## Material shown
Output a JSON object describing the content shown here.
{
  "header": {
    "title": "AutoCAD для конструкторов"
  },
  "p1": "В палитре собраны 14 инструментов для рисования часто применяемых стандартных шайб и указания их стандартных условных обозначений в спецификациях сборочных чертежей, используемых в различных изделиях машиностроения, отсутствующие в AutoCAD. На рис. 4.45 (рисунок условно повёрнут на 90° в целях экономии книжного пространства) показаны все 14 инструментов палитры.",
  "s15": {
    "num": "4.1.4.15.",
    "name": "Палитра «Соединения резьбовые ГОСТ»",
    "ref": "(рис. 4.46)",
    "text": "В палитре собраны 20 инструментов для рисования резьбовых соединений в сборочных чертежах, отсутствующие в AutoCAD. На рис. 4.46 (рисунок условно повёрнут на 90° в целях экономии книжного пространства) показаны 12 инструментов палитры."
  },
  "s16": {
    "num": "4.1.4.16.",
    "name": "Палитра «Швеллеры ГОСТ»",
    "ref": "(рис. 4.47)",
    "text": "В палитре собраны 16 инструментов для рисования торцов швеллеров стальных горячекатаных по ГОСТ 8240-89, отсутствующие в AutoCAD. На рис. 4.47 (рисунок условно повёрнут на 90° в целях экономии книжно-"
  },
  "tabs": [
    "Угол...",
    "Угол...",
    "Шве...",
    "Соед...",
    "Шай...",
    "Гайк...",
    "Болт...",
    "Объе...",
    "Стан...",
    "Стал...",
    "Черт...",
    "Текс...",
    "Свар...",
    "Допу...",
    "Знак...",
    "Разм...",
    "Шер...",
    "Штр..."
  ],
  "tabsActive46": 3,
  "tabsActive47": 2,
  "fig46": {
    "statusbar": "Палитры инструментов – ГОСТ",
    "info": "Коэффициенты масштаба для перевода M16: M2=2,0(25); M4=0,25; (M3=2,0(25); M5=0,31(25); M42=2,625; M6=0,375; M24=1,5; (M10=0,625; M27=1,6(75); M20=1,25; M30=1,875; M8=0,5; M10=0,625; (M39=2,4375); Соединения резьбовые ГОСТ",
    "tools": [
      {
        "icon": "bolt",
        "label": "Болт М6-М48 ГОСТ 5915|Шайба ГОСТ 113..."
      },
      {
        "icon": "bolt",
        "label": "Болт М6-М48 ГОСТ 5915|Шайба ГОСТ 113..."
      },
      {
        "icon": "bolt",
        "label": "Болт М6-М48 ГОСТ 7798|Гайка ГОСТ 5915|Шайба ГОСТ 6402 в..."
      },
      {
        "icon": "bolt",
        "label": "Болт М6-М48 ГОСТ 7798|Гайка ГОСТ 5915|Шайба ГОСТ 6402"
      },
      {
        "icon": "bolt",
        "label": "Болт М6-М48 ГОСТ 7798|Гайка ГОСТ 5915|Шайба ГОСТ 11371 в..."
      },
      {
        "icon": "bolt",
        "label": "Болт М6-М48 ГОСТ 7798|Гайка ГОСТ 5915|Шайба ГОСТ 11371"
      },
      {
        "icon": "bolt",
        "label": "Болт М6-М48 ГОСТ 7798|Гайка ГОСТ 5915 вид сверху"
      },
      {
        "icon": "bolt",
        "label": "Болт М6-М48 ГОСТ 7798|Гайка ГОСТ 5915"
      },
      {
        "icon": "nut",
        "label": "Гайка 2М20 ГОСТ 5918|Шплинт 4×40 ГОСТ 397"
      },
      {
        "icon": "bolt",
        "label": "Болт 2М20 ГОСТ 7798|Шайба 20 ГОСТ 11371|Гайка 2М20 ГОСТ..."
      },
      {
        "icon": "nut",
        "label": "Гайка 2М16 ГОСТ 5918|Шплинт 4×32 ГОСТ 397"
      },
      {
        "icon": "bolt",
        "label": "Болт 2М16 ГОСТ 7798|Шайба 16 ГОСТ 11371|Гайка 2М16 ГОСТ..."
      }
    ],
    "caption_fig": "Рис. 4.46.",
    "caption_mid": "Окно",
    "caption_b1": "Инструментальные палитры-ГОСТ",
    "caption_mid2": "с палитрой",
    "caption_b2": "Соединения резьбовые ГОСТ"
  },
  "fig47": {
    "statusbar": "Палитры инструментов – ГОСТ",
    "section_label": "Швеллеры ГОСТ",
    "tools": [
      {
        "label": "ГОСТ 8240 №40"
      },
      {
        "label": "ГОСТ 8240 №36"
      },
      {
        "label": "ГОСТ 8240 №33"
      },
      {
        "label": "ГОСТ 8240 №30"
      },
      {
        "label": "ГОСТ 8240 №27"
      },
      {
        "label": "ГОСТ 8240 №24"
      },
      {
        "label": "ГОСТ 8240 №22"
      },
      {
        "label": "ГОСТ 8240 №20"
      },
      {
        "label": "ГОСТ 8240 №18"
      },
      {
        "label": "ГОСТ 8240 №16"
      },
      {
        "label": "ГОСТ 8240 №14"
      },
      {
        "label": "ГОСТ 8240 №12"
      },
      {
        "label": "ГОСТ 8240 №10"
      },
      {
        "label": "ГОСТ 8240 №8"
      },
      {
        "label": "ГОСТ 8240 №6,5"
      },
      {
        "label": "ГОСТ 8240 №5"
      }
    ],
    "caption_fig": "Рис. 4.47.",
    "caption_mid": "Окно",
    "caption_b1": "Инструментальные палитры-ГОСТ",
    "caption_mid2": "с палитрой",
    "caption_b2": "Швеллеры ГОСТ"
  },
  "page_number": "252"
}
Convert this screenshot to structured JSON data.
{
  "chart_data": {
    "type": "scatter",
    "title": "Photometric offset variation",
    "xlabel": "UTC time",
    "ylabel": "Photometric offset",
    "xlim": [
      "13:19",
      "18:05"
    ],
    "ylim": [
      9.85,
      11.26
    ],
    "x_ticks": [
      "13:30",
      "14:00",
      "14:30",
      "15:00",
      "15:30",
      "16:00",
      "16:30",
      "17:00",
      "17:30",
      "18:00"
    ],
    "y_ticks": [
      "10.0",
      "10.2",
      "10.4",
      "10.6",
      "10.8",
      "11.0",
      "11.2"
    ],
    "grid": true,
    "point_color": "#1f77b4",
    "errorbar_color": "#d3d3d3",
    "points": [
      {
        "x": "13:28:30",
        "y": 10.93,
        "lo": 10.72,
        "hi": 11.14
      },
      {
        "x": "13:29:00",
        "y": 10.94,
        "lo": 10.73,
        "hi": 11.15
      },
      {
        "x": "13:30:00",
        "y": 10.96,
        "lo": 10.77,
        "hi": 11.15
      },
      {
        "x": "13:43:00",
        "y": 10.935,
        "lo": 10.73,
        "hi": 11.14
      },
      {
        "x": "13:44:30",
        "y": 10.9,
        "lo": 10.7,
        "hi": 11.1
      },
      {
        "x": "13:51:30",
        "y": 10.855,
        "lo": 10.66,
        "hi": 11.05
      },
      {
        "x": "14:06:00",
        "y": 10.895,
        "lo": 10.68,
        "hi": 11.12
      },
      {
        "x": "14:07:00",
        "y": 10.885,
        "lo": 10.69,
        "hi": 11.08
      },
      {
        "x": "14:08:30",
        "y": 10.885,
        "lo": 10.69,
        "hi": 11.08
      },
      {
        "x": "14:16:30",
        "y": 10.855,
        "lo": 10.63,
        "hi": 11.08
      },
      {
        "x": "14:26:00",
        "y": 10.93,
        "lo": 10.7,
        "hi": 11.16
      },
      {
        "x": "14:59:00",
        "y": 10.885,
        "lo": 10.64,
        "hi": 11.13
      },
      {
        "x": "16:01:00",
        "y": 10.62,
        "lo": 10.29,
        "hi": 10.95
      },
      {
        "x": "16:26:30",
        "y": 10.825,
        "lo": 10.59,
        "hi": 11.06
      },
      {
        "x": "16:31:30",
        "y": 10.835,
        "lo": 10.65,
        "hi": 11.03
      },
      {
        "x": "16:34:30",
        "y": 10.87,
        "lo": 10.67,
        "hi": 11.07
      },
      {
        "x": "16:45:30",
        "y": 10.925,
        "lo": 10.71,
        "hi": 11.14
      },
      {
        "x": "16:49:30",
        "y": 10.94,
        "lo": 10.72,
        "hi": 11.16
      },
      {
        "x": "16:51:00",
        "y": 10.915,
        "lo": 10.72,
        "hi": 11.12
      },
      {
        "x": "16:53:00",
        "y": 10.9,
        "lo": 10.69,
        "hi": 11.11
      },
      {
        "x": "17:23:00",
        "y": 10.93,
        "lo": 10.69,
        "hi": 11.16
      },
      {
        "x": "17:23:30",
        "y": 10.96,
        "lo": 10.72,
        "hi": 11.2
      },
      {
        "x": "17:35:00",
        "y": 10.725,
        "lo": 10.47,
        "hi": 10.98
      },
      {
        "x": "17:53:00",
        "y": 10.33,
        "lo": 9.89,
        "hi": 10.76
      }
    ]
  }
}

## Stated task
From the material, report only how many lines include the word "text".

## In response
2